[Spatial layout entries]
• • • •
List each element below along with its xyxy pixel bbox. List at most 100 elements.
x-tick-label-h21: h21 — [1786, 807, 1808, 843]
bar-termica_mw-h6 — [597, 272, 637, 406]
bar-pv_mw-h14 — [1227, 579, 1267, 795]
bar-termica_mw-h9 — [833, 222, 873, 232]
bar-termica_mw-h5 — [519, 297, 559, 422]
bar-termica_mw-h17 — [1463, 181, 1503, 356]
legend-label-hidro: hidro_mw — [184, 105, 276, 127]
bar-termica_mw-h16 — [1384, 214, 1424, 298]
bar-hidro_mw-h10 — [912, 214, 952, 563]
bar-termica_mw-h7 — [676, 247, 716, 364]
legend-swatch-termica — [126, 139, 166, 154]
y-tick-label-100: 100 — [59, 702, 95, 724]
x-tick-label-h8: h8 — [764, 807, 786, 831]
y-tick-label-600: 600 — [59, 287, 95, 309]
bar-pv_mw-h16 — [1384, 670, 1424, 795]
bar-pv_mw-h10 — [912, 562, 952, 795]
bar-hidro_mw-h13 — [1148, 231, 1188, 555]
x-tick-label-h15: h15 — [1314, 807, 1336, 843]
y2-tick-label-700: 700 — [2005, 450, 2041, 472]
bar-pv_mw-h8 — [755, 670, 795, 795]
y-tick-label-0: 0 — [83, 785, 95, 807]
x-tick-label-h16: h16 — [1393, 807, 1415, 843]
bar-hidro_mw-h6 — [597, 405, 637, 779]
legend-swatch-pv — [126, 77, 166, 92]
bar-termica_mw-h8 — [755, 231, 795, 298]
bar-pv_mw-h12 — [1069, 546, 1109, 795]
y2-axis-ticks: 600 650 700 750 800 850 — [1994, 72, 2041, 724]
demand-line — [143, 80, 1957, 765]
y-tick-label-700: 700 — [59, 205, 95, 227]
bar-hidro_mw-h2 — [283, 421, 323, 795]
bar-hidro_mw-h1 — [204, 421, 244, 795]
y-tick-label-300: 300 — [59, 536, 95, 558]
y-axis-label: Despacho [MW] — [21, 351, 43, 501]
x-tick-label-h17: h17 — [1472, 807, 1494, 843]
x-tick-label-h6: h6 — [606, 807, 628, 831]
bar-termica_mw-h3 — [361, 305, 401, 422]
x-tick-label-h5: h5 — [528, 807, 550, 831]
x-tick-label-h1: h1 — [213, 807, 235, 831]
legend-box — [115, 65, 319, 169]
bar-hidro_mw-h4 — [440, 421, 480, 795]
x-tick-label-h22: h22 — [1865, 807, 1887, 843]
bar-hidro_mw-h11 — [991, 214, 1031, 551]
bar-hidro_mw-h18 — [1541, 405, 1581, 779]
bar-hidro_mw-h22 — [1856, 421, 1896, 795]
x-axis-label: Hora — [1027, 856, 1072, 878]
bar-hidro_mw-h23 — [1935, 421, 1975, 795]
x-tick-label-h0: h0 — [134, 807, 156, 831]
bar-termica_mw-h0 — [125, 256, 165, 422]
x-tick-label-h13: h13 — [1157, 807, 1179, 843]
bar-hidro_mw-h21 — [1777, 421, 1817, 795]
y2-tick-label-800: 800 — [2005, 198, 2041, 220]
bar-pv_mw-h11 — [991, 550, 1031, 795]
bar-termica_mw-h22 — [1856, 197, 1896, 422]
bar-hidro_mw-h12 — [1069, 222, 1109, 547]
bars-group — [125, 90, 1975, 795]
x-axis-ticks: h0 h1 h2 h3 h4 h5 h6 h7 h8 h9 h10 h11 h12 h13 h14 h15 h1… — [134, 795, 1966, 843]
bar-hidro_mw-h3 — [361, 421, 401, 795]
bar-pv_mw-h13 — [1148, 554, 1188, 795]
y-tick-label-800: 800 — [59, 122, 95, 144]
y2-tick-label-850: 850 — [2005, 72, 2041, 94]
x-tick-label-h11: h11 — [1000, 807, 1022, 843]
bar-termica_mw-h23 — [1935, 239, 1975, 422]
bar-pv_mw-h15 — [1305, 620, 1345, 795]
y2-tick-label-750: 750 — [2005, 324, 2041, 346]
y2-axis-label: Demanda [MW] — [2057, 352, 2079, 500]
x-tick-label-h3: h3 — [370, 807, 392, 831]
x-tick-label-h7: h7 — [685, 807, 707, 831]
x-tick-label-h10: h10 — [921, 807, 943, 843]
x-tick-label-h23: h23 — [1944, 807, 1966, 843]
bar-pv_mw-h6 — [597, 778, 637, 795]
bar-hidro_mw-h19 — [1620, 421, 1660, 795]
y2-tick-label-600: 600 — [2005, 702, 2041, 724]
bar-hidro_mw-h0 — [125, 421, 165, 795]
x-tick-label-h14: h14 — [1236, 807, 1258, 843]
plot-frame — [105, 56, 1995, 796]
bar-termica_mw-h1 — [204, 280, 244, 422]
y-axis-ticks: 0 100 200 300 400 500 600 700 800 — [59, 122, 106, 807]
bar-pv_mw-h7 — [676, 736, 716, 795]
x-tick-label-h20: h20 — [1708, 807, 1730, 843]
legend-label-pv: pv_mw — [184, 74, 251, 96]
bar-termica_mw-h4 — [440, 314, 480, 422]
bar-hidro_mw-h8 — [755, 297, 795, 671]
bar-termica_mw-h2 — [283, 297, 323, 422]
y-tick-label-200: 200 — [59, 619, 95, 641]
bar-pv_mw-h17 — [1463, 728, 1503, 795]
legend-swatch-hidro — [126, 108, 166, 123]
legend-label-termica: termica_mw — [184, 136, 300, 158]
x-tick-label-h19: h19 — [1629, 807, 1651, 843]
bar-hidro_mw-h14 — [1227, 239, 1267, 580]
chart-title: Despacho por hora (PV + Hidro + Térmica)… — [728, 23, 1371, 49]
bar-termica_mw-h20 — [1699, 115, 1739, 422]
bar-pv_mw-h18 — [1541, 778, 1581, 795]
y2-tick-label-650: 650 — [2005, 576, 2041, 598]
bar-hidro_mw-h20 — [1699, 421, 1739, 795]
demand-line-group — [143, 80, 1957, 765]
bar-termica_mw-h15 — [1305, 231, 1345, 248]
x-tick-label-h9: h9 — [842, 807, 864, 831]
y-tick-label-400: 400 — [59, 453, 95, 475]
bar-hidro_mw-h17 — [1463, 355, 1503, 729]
• • • •
**STATED TASK:**
Copy the material verbatim, starting at its first line and ending at the line that contains "bar-termica_mw-h17 — [1463, 181, 1503, 356]". Include both of those lines.

**TASK RESULT:**
List each element below along with its xyxy pixel bbox. List at most 100 elements.
x-tick-label-h21: h21 — [1786, 807, 1808, 843]
bar-termica_mw-h6 — [597, 272, 637, 406]
bar-pv_mw-h14 — [1227, 579, 1267, 795]
bar-termica_mw-h9 — [833, 222, 873, 232]
bar-termica_mw-h5 — [519, 297, 559, 422]
bar-termica_mw-h17 — [1463, 181, 1503, 356]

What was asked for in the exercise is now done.